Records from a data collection
* begin *
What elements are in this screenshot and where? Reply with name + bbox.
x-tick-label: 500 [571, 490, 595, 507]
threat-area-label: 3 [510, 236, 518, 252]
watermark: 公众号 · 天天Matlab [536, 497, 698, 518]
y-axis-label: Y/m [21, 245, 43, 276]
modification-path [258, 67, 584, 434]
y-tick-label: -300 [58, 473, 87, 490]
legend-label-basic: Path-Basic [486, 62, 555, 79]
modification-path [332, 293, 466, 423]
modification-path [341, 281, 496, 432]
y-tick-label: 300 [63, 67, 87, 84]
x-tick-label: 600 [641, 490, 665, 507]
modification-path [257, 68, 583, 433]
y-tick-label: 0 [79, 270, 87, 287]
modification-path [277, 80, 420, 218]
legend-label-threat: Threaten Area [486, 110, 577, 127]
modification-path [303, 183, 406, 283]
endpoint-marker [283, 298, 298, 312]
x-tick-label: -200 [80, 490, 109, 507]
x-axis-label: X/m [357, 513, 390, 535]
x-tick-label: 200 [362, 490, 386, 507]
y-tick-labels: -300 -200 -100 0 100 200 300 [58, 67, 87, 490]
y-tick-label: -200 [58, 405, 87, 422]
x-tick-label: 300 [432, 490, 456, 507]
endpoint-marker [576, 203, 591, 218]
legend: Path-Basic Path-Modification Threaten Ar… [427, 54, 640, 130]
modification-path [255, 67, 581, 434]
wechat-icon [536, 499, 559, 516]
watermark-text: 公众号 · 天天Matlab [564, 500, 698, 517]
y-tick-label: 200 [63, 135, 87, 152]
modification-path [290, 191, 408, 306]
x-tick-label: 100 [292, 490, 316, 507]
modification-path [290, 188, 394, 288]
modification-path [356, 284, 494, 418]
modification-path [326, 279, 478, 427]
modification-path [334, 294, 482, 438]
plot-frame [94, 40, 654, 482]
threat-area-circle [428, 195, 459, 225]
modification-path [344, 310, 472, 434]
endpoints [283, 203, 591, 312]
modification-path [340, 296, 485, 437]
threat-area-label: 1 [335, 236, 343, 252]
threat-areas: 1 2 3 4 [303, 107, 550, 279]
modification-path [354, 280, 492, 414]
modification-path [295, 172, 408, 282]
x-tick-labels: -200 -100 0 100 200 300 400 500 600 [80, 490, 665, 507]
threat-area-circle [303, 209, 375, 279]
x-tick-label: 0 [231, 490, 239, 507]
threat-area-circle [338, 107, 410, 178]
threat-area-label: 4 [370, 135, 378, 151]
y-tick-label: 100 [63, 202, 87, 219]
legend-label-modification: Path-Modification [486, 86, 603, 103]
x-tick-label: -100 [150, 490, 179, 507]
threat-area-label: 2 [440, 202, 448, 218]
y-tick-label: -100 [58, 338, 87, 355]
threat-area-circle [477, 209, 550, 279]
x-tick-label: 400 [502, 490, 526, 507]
* end *
### Task prompt
Retype every line of the records above without changing anything.

### Final result
What elements are in this screenshot and where? Reply with name + bbox.
x-tick-label: 500 [571, 490, 595, 507]
threat-area-label: 3 [510, 236, 518, 252]
watermark: 公众号 · 天天Matlab [536, 497, 698, 518]
y-axis-label: Y/m [21, 245, 43, 276]
modification-path [258, 67, 584, 434]
y-tick-label: -300 [58, 473, 87, 490]
legend-label-basic: Path-Basic [486, 62, 555, 79]
modification-path [332, 293, 466, 423]
modification-path [341, 281, 496, 432]
y-tick-label: 300 [63, 67, 87, 84]
x-tick-label: 600 [641, 490, 665, 507]
modification-path [257, 68, 583, 433]
y-tick-label: 0 [79, 270, 87, 287]
modification-path [277, 80, 420, 218]
legend-label-threat: Threaten Area [486, 110, 577, 127]
modification-path [303, 183, 406, 283]
endpoint-marker [283, 298, 298, 312]
x-tick-label: -200 [80, 490, 109, 507]
x-axis-label: X/m [357, 513, 390, 535]
x-tick-label: 200 [362, 490, 386, 507]
y-tick-labels: -300 -200 -100 0 100 200 300 [58, 67, 87, 490]
y-tick-label: -200 [58, 405, 87, 422]
x-tick-label: 300 [432, 490, 456, 507]
endpoint-marker [576, 203, 591, 218]
legend: Path-Basic Path-Modification Threaten Ar… [427, 54, 640, 130]
modification-path [255, 67, 581, 434]
wechat-icon [536, 499, 559, 516]
watermark-text: 公众号 · 天天Matlab [564, 500, 698, 517]
y-tick-label: 200 [63, 135, 87, 152]
modification-path [290, 191, 408, 306]
x-tick-label: 100 [292, 490, 316, 507]
modification-path [290, 188, 394, 288]
modification-path [356, 284, 494, 418]
modification-path [326, 279, 478, 427]
modification-path [334, 294, 482, 438]
plot-frame [94, 40, 654, 482]
threat-area-circle [428, 195, 459, 225]
modification-path [344, 310, 472, 434]
endpoints [283, 203, 591, 312]
modification-path [340, 296, 485, 437]
threat-area-label: 1 [335, 236, 343, 252]
threat-areas: 1 2 3 4 [303, 107, 550, 279]
modification-path [354, 280, 492, 414]
modification-path [295, 172, 408, 282]
x-tick-labels: -200 -100 0 100 200 300 400 500 600 [80, 490, 665, 507]
threat-area-circle [303, 209, 375, 279]
x-tick-label: 0 [231, 490, 239, 507]
threat-area-circle [338, 107, 410, 178]
threat-area-label: 4 [370, 135, 378, 151]
y-tick-label: 100 [63, 202, 87, 219]
legend-label-modification: Path-Modification [486, 86, 603, 103]
x-tick-label: -100 [150, 490, 179, 507]
threat-area-label: 2 [440, 202, 448, 218]
y-tick-label: -100 [58, 338, 87, 355]
threat-area-circle [477, 209, 550, 279]
x-tick-label: 400 [502, 490, 526, 507]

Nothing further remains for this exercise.